Return the material word for word. Do not include pictures.
* begin Records for processing *
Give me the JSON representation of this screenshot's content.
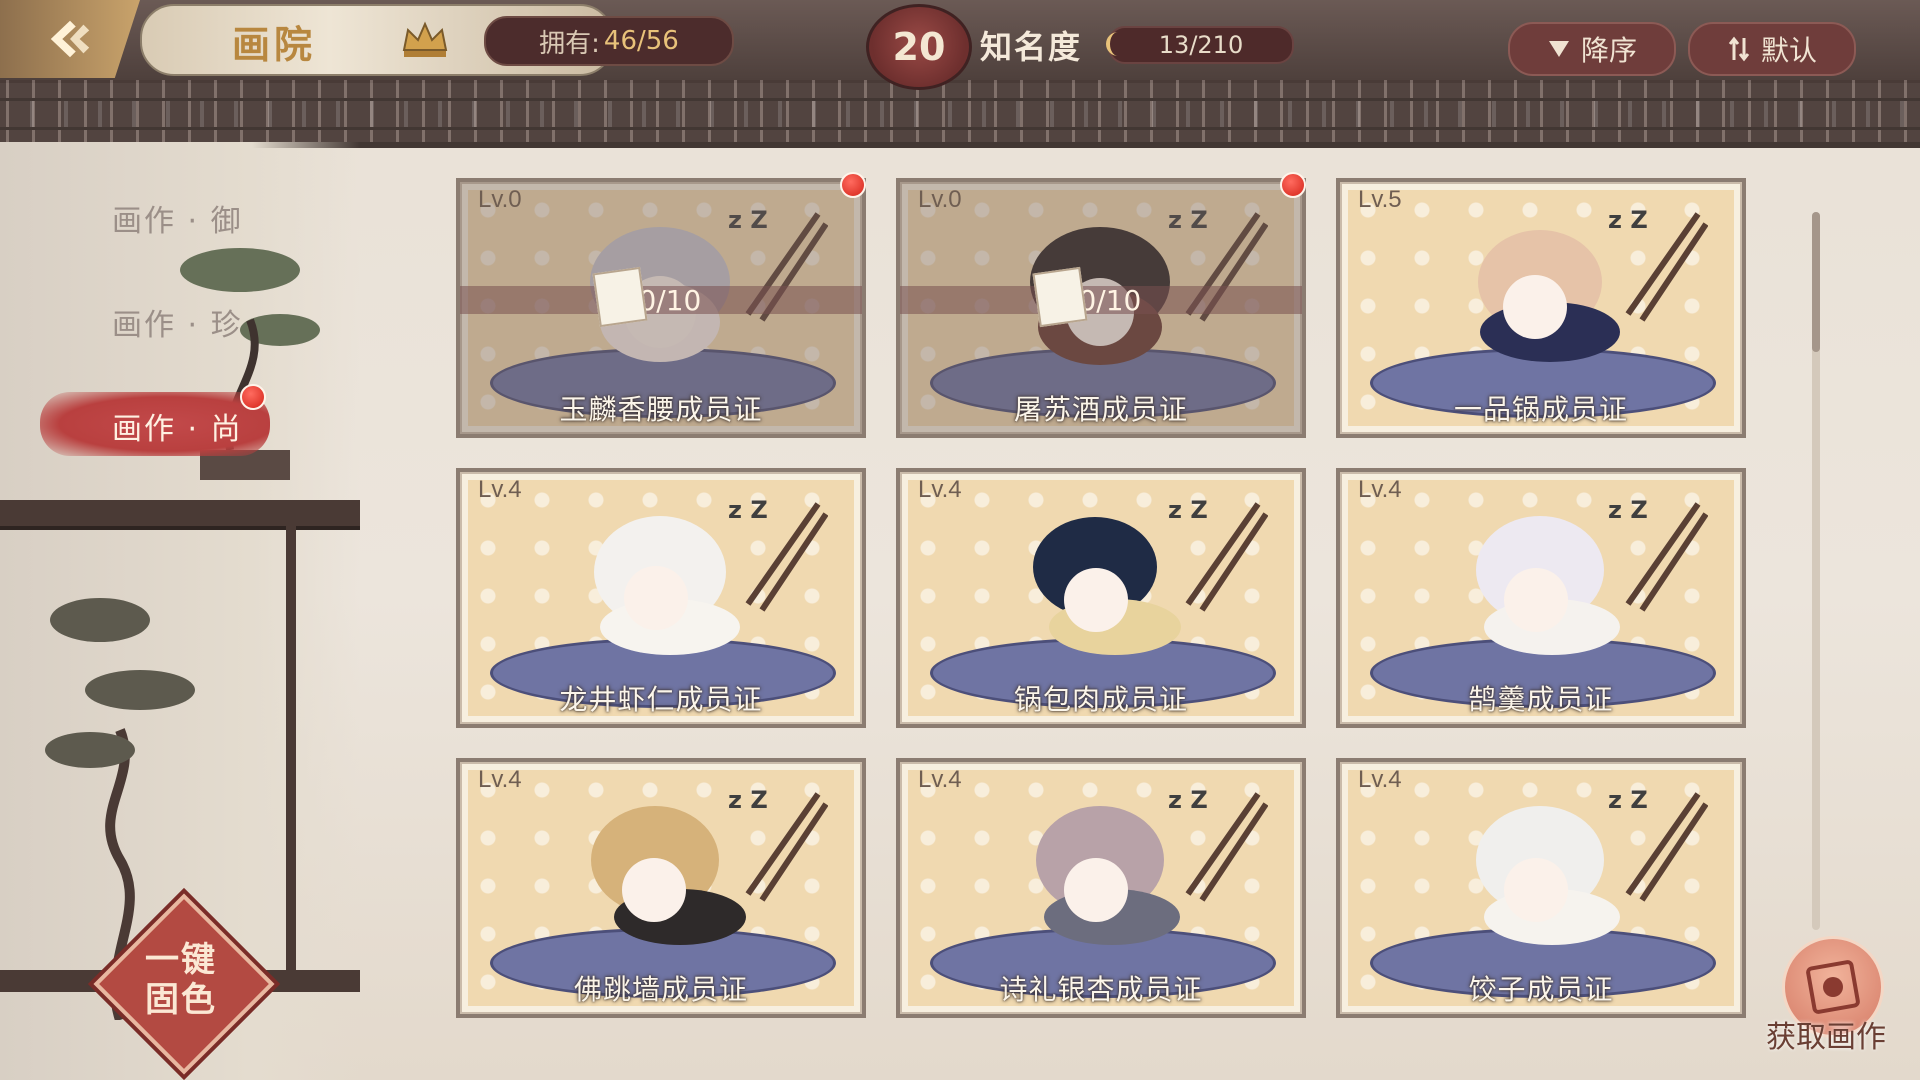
{
  "header": {
    "title": "画院",
    "own_label": "拥有:",
    "own_value": "46/56",
    "fame_level": "20",
    "fame_label": "知名度",
    "fame_progress": "13/210",
    "sort_desc_label": "降序",
    "sort_default_label": "默认"
  },
  "sidebar": {
    "items": [
      {
        "label": "画作 · 御",
        "active": false
      },
      {
        "label": "画作 · 珍",
        "active": false
      },
      {
        "label": "画作 · 尚",
        "active": true
      }
    ],
    "onekey_label_1": "一键",
    "onekey_label_2": "固色"
  },
  "cards": [
    {
      "level": "Lv.0",
      "name": "玉麟香腰成员证",
      "progress": "10/10",
      "new": true
    },
    {
      "level": "Lv.0",
      "name": "屠苏酒成员证",
      "progress": "10/10",
      "new": true
    },
    {
      "level": "Lv.5",
      "name": "一品锅成员证"
    },
    {
      "level": "Lv.4",
      "name": "龙井虾仁成员证"
    },
    {
      "level": "Lv.4",
      "name": "锅包肉成员证"
    },
    {
      "level": "Lv.4",
      "name": "鹄羹成员证"
    },
    {
      "level": "Lv.4",
      "name": "佛跳墙成员证"
    },
    {
      "level": "Lv.4",
      "name": "诗礼银杏成员证"
    },
    {
      "level": "Lv.4",
      "name": "饺子成员证"
    }
  ],
  "get_button_label": "获取画作",
  "colors": {
    "accent_red": "#b9403f",
    "gold": "#e8c27a",
    "notify_dot": "#d42419"
  },
  "icons": {
    "back": "back-arrow-icon",
    "crown": "crown-icon",
    "sort": "triangle-down-icon",
    "default": "swap-arrows-icon",
    "get": "painting-icon"
  }
}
* end Records for processing *
▶ [Solution to this problem]:
Give me the JSON representation of this screenshot's content.
{
  "header": {
    "title": "画院",
    "own_label": "拥有:",
    "own_value": "46/56",
    "fame_level": "20",
    "fame_label": "知名度",
    "fame_progress": "13/210",
    "sort_desc_label": "降序",
    "sort_default_label": "默认"
  },
  "sidebar": {
    "items": [
      {
        "label": "画作 · 御",
        "active": false
      },
      {
        "label": "画作 · 珍",
        "active": false
      },
      {
        "label": "画作 · 尚",
        "active": true
      }
    ],
    "onekey_label_1": "一键",
    "onekey_label_2": "固色"
  },
  "cards": [
    {
      "level": "Lv.0",
      "name": "玉麟香腰成员证",
      "progress": "10/10",
      "new": true
    },
    {
      "level": "Lv.0",
      "name": "屠苏酒成员证",
      "progress": "10/10",
      "new": true
    },
    {
      "level": "Lv.5",
      "name": "一品锅成员证"
    },
    {
      "level": "Lv.4",
      "name": "龙井虾仁成员证"
    },
    {
      "level": "Lv.4",
      "name": "锅包肉成员证"
    },
    {
      "level": "Lv.4",
      "name": "鹄羹成员证"
    },
    {
      "level": "Lv.4",
      "name": "佛跳墙成员证"
    },
    {
      "level": "Lv.4",
      "name": "诗礼银杏成员证"
    },
    {
      "level": "Lv.4",
      "name": "饺子成员证"
    }
  ],
  "get_button_label": "获取画作",
  "colors": {
    "accent_red": "#b9403f",
    "gold": "#e8c27a",
    "notify_dot": "#d42419"
  },
  "icons": {
    "back": "back-arrow-icon",
    "crown": "crown-icon",
    "sort": "triangle-down-icon",
    "default": "swap-arrows-icon",
    "get": "painting-icon"
  }
}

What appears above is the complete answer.